## EXERCISE
What follows is a listing to be transcribed exactly.

Start DATA PROVIDED

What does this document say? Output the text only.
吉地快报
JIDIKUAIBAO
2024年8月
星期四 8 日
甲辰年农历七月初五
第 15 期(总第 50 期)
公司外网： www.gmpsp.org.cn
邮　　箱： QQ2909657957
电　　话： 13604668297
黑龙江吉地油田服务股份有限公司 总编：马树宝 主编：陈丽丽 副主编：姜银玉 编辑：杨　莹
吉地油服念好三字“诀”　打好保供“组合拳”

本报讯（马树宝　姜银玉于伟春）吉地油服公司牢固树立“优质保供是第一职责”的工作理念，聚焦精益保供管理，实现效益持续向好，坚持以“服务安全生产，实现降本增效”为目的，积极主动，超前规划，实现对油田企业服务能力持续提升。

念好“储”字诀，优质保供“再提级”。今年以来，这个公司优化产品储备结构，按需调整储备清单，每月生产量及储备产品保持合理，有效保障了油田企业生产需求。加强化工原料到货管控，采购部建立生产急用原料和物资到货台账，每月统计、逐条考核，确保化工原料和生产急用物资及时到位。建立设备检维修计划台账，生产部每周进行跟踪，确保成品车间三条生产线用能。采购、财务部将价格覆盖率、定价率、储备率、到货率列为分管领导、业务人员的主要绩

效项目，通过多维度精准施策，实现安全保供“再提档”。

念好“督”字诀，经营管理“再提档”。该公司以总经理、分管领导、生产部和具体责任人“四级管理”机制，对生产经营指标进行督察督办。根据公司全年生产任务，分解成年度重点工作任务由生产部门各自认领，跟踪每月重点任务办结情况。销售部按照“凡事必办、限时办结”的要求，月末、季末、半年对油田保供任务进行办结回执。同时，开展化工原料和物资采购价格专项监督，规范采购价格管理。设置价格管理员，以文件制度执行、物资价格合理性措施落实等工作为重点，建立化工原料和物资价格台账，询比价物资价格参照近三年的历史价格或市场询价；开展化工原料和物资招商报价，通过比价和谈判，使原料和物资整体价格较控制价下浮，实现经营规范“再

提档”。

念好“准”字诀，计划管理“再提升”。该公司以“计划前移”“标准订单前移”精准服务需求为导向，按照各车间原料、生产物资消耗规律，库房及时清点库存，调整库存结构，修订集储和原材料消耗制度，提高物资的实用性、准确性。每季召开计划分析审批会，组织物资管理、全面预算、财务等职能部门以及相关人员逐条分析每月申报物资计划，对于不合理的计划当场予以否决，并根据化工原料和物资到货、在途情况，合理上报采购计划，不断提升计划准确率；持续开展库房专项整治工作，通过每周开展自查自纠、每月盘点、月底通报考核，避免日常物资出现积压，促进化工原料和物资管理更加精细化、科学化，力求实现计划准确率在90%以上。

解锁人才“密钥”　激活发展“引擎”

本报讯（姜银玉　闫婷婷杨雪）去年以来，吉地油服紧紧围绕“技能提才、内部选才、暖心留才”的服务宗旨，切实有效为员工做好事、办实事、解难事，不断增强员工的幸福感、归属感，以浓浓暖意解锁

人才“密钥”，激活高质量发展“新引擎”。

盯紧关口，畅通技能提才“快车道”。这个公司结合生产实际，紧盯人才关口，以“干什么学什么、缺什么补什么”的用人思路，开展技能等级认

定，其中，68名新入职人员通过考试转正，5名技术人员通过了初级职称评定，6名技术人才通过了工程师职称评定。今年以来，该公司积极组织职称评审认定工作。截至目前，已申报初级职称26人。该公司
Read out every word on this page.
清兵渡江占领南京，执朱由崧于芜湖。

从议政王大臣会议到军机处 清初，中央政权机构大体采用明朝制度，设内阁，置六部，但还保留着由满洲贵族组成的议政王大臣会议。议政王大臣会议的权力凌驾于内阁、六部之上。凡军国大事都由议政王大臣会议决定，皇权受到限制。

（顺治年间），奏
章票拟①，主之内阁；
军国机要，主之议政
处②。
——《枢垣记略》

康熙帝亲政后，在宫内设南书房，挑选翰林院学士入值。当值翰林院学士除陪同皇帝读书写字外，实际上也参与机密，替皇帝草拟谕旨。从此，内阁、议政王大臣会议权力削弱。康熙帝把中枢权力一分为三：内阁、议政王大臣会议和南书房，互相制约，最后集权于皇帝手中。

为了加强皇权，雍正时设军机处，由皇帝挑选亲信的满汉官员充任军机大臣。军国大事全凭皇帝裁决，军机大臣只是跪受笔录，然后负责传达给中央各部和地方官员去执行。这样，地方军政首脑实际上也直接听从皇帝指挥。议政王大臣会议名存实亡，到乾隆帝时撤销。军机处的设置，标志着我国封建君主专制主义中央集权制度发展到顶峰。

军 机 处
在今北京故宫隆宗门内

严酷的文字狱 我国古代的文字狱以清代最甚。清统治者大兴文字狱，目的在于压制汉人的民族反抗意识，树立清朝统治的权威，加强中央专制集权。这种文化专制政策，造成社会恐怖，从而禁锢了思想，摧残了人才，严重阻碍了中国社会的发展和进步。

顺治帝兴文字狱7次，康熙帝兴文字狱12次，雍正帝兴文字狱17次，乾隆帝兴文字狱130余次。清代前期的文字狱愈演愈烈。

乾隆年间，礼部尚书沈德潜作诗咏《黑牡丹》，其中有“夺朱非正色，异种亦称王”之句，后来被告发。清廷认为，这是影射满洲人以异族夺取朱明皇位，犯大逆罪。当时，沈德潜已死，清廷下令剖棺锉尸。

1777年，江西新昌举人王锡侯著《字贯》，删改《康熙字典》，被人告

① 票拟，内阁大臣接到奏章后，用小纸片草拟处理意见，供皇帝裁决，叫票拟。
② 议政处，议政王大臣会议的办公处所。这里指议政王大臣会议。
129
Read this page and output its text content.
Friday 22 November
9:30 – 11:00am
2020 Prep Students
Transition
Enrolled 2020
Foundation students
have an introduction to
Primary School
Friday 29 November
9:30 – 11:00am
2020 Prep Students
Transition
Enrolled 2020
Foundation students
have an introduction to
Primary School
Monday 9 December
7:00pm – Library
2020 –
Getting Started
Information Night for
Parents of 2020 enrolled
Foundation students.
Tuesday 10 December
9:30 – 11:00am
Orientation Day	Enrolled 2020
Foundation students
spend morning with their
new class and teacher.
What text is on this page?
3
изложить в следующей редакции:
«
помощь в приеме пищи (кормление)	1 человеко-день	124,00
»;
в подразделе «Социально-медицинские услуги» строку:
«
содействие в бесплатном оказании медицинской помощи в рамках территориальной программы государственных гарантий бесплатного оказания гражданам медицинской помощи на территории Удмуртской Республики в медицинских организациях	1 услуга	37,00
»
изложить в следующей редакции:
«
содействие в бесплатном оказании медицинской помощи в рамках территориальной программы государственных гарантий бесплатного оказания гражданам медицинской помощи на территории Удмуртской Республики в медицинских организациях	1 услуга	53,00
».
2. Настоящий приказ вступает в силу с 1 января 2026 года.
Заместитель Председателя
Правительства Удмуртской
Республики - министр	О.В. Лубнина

End DATA PROVIDED

## WRITTEN REPLY
What does this document say? Output the text only.
吉地快报
JIDIKUAIBAO
2024年8月
星期四 8 日
甲辰年农历七月初五
第 15 期(总第 50 期)
公司外网： www.gmpsp.org.cn
邮　　箱： QQ2909657957
电　　话： 13604668297
黑龙江吉地油田服务股份有限公司 总编：马树宝 主编：陈丽丽 副主编：姜银玉 编辑：杨　莹
吉地油服念好三字“诀”　打好保供“组合拳”

本报讯（马树宝　姜银玉于伟春）吉地油服公司牢固树立“优质保供是第一职责”的工作理念，聚焦精益保供管理，实现效益持续向好，坚持以“服务安全生产，实现降本增效”为目的，积极主动，超前规划，实现对油田企业服务能力持续提升。

念好“储”字诀，优质保供“再提级”。今年以来，这个公司优化产品储备结构，按需调整储备清单，每月生产量及储备产品保持合理，有效保障了油田企业生产需求。加强化工原料到货管控，采购部建立生产急用原料和物资到货台账，每月统计、逐条考核，确保化工原料和生产急用物资及时到位。建立设备检维修计划台账，生产部每周进行跟踪，确保成品车间三条生产线用能。采购、财务部将价格覆盖率、定价率、储备率、到货率列为分管领导、业务人员的主要绩

效项目，通过多维度精准施策，实现安全保供“再提档”。

念好“督”字诀，经营管理“再提档”。该公司以总经理、分管领导、生产部和具体责任人“四级管理”机制，对生产经营指标进行督察督办。根据公司全年生产任务，分解成年度重点工作任务由生产部门各自认领，跟踪每月重点任务办结情况。销售部按照“凡事必办、限时办结”的要求，月末、季末、半年对油田保供任务进行办结回执。同时，开展化工原料和物资采购价格专项监督，规范采购价格管理。设置价格管理员，以文件制度执行、物资价格合理性措施落实等工作为重点，建立化工原料和物资价格台账，询比价物资价格参照近三年的历史价格或市场询价；开展化工原料和物资招商报价，通过比价和谈判，使原料和物资整体价格较控制价下浮，实现经营规范“再

提档”。

念好“准”字诀，计划管理“再提升”。该公司以“计划前移”“标准订单前移”精准服务需求为导向，按照各车间原料、生产物资消耗规律，库房及时清点库存，调整库存结构，修订集储和原材料消耗制度，提高物资的实用性、准确性。每季召开计划分析审批会，组织物资管理、全面预算、财务等职能部门以及相关人员逐条分析每月申报物资计划，对于不合理的计划当场予以否决，并根据化工原料和物资到货、在途情况，合理上报采购计划，不断提升计划准确率；持续开展库房专项整治工作，通过每周开展自查自纠、每月盘点、月底通报考核，避免日常物资出现积压，促进化工原料和物资管理更加精细化、科学化，力求实现计划准确率在90%以上。

解锁人才“密钥”　激活发展“引擎”

本报讯（姜银玉　闫婷婷杨雪）去年以来，吉地油服紧紧围绕“技能提才、内部选才、暖心留才”的服务宗旨，切实有效为员工做好事、办实事、解难事，不断增强员工的幸福感、归属感，以浓浓暖意解锁

人才“密钥”，激活高质量发展“新引擎”。

盯紧关口，畅通技能提才“快车道”。这个公司结合生产实际，紧盯人才关口，以“干什么学什么、缺什么补什么”的用人思路，开展技能等级认

定，其中，68名新入职人员通过考试转正，5名技术人员通过了初级职称评定，6名技术人才通过了工程师职称评定。今年以来，该公司积极组织职称评审认定工作。截至目前，已申报初级职称26人。该公司
Read out every word on this page.
清兵渡江占领南京，执朱由崧于芜湖。

从议政王大臣会议到军机处 清初，中央政权机构大体采用明朝制度，设内阁，置六部，但还保留着由满洲贵族组成的议政王大臣会议。议政王大臣会议的权力凌驾于内阁、六部之上。凡军国大事都由议政王大臣会议决定，皇权受到限制。

（顺治年间），奏
章票拟①，主之内阁；
军国机要，主之议政
处②。
——《枢垣记略》

康熙帝亲政后，在宫内设南书房，挑选翰林院学士入值。当值翰林院学士除陪同皇帝读书写字外，实际上也参与机密，替皇帝草拟谕旨。从此，内阁、议政王大臣会议权力削弱。康熙帝把中枢权力一分为三：内阁、议政王大臣会议和南书房，互相制约，最后集权于皇帝手中。

为了加强皇权，雍正时设军机处，由皇帝挑选亲信的满汉官员充任军机大臣。军国大事全凭皇帝裁决，军机大臣只是跪受笔录，然后负责传达给中央各部和地方官员去执行。这样，地方军政首脑实际上也直接听从皇帝指挥。议政王大臣会议名存实亡，到乾隆帝时撤销。军机处的设置，标志着我国封建君主专制主义中央集权制度发展到顶峰。

军 机 处
在今北京故宫隆宗门内

严酷的文字狱 我国古代的文字狱以清代最甚。清统治者大兴文字狱，目的在于压制汉人的民族反抗意识，树立清朝统治的权威，加强中央专制集权。这种文化专制政策，造成社会恐怖，从而禁锢了思想，摧残了人才，严重阻碍了中国社会的发展和进步。

顺治帝兴文字狱7次，康熙帝兴文字狱12次，雍正帝兴文字狱17次，乾隆帝兴文字狱130余次。清代前期的文字狱愈演愈烈。

乾隆年间，礼部尚书沈德潜作诗咏《黑牡丹》，其中有“夺朱非正色，异种亦称王”之句，后来被告发。清廷认为，这是影射满洲人以异族夺取朱明皇位，犯大逆罪。当时，沈德潜已死，清廷下令剖棺锉尸。

1777年，江西新昌举人王锡侯著《字贯》，删改《康熙字典》，被人告

① 票拟，内阁大臣接到奏章后，用小纸片草拟处理意见，供皇帝裁决，叫票拟。
② 议政处，议政王大臣会议的办公处所。这里指议政王大臣会议。
129
Read this page and output its text content.
Friday 22 November
9:30 – 11:00am
2020 Prep Students
Transition
Enrolled 2020
Foundation students
have an introduction to
Primary School
Friday 29 November
9:30 – 11:00am
2020 Prep Students
Transition
Enrolled 2020
Foundation students
have an introduction to
Primary School
Monday 9 December
7:00pm – Library
2020 –
Getting Started
Information Night for
Parents of 2020 enrolled
Foundation students.
Tuesday 10 December
9:30 – 11:00am
Orientation Day	Enrolled 2020
Foundation students
spend morning with their
new class and teacher.
What text is on this page?
3
изложить в следующей редакции:
«
помощь в приеме пищи (кормление)	1 человеко-день	124,00
»;
в подразделе «Социально-медицинские услуги» строку:
«
содействие в бесплатном оказании медицинской помощи в рамках территориальной программы государственных гарантий бесплатного оказания гражданам медицинской помощи на территории Удмуртской Республики в медицинских организациях	1 услуга	37,00
»
изложить в следующей редакции:
«
содействие в бесплатном оказании медицинской помощи в рамках территориальной программы государственных гарантий бесплатного оказания гражданам медицинской помощи на территории Удмуртской Республики в медицинских организациях	1 услуга	53,00
».
2. Настоящий приказ вступает в силу с 1 января 2026 года.
Заместитель Председателя
Правительства Удмуртской
Республики - министр	О.В. Лубнина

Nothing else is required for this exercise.